**What this task involves**
Omit every image, and transcribe the remaining entries exactly as given.

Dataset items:
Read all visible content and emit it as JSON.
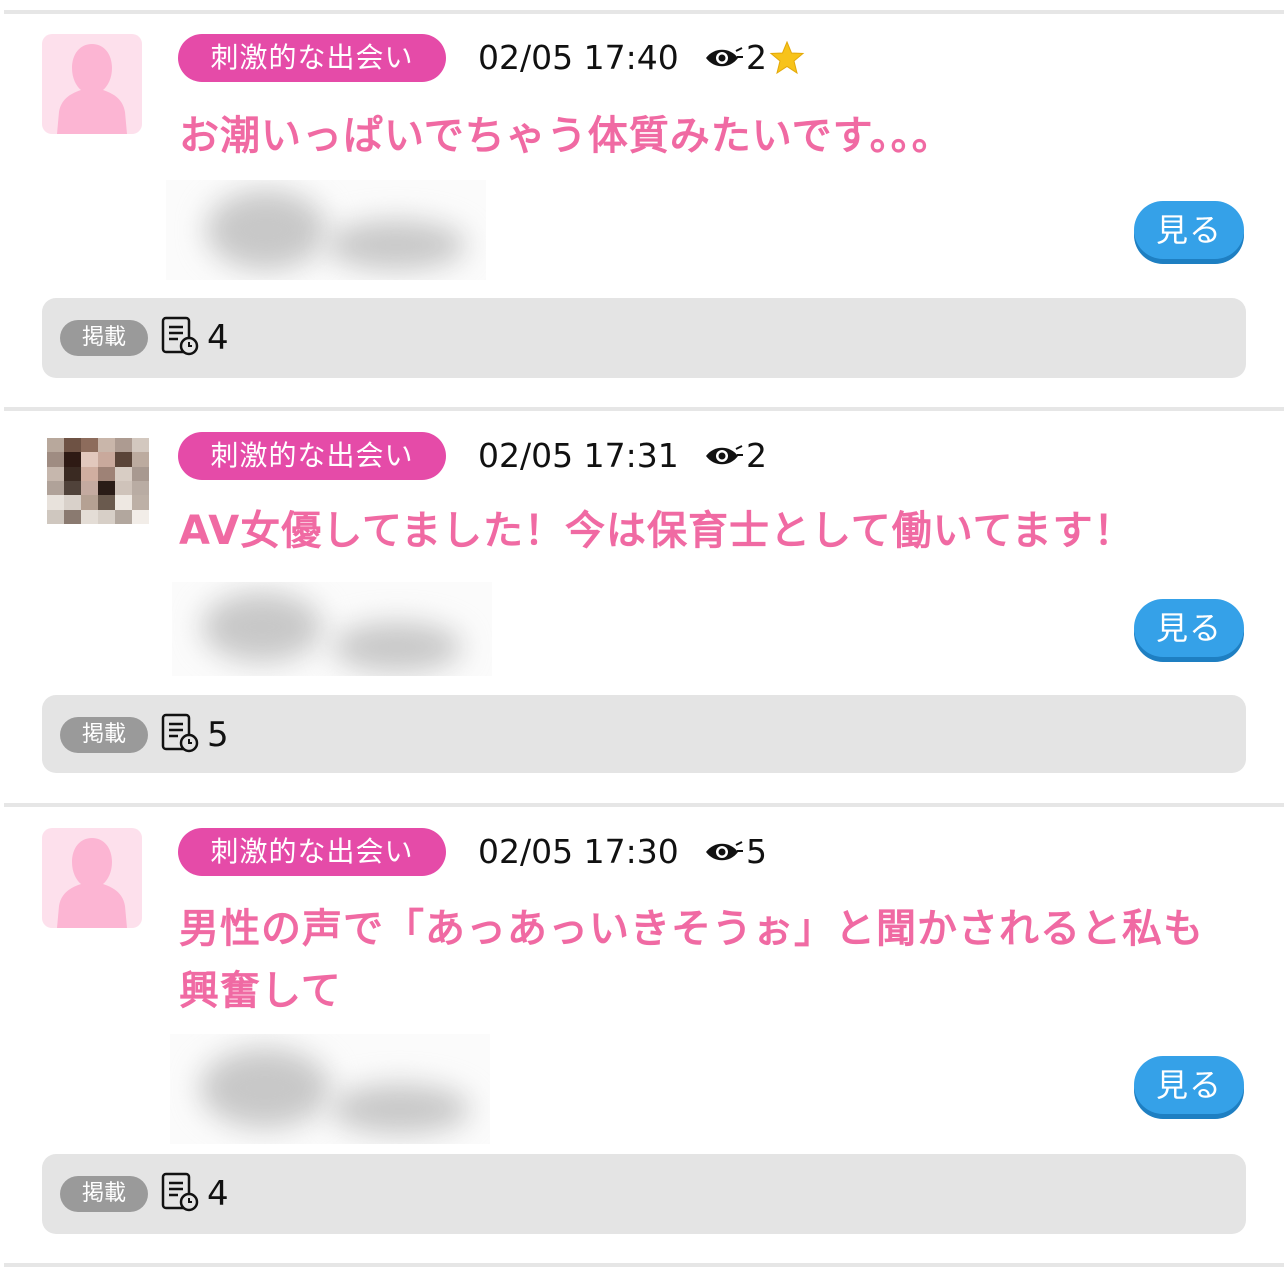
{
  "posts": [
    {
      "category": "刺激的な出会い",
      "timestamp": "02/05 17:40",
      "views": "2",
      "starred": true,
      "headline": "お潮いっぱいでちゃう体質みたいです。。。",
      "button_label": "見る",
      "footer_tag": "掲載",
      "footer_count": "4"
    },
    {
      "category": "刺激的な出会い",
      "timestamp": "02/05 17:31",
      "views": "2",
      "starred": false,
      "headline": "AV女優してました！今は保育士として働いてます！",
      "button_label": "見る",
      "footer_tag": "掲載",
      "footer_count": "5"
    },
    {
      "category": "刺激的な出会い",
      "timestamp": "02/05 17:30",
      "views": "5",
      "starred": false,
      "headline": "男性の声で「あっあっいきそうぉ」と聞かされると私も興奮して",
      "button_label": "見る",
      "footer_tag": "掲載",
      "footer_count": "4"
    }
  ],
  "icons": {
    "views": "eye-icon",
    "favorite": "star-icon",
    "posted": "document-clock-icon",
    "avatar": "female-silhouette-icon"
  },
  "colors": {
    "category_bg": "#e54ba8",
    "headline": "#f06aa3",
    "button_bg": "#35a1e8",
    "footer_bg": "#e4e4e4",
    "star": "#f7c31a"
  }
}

**Task response**
Read all visible content and emit it as JSON.
{
  "posts": [
    {
      "category": "刺激的な出会い",
      "timestamp": "02/05 17:40",
      "views": "2",
      "starred": true,
      "headline": "お潮いっぱいでちゃう体質みたいです。。。",
      "button_label": "見る",
      "footer_tag": "掲載",
      "footer_count": "4"
    },
    {
      "category": "刺激的な出会い",
      "timestamp": "02/05 17:31",
      "views": "2",
      "starred": false,
      "headline": "AV女優してました！今は保育士として働いてます！",
      "button_label": "見る",
      "footer_tag": "掲載",
      "footer_count": "5"
    },
    {
      "category": "刺激的な出会い",
      "timestamp": "02/05 17:30",
      "views": "5",
      "starred": false,
      "headline": "男性の声で「あっあっいきそうぉ」と聞かされると私も興奮して",
      "button_label": "見る",
      "footer_tag": "掲載",
      "footer_count": "4"
    }
  ],
  "icons": {
    "views": "eye-icon",
    "favorite": "star-icon",
    "posted": "document-clock-icon",
    "avatar": "female-silhouette-icon"
  },
  "colors": {
    "category_bg": "#e54ba8",
    "headline": "#f06aa3",
    "button_bg": "#35a1e8",
    "footer_bg": "#e4e4e4",
    "star": "#f7c31a"
  }
}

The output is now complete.